-- Start of SUPPLIED ENTRIES --

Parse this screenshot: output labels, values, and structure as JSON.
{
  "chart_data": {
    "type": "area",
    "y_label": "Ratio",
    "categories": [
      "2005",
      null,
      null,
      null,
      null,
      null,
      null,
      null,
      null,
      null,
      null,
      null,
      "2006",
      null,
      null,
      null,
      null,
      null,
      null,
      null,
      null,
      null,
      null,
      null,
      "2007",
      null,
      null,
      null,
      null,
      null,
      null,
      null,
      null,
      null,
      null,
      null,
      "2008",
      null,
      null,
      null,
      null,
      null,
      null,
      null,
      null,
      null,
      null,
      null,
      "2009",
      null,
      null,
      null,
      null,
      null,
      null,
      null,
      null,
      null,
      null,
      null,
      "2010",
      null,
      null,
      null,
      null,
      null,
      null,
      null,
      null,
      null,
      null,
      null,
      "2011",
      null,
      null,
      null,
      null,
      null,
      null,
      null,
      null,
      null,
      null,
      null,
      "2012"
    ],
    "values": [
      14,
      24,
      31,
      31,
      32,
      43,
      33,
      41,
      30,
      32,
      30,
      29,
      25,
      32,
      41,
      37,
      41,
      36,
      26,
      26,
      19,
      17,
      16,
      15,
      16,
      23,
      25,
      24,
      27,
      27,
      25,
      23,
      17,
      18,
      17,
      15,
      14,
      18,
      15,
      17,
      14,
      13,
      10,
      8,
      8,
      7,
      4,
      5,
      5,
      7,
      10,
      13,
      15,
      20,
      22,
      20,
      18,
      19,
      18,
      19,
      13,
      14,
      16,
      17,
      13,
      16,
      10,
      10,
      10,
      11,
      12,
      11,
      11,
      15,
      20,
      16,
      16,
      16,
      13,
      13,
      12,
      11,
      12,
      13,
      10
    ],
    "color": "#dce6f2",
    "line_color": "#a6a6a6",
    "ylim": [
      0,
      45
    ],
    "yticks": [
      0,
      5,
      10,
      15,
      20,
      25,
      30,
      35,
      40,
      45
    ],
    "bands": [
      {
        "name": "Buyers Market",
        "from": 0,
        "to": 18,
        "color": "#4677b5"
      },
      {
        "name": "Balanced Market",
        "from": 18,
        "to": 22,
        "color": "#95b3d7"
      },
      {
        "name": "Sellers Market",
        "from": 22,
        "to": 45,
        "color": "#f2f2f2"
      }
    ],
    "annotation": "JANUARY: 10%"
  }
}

-- End of SUPPLIED ENTRIES --

THE PROBLEM: Search the lines above for the string "Market", then show every one that has it.

TASK ANSWER:
        "name": "Buyers Market",
        "name": "Balanced Market",
        "name": "Sellers Market",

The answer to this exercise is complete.